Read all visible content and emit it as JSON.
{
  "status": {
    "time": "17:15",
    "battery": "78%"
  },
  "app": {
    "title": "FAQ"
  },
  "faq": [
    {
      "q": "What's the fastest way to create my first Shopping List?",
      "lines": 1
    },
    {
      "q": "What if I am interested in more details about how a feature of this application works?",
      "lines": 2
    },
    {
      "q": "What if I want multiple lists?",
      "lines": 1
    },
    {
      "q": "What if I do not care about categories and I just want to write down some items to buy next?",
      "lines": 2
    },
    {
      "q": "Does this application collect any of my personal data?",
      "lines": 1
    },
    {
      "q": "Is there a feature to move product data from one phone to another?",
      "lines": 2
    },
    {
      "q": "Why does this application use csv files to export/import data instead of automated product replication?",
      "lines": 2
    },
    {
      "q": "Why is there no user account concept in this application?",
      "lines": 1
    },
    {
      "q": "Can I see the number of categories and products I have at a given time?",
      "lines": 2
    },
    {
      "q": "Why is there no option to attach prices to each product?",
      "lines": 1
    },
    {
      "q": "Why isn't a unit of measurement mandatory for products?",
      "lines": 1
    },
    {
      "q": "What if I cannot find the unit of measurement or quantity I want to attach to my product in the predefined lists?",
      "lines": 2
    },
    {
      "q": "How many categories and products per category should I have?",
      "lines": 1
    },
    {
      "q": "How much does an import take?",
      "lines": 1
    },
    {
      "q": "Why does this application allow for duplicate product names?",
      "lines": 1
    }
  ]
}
---
Exercise task >> Your answer should be a single number: the count of lines holding the word "unit".

Correct result >> 2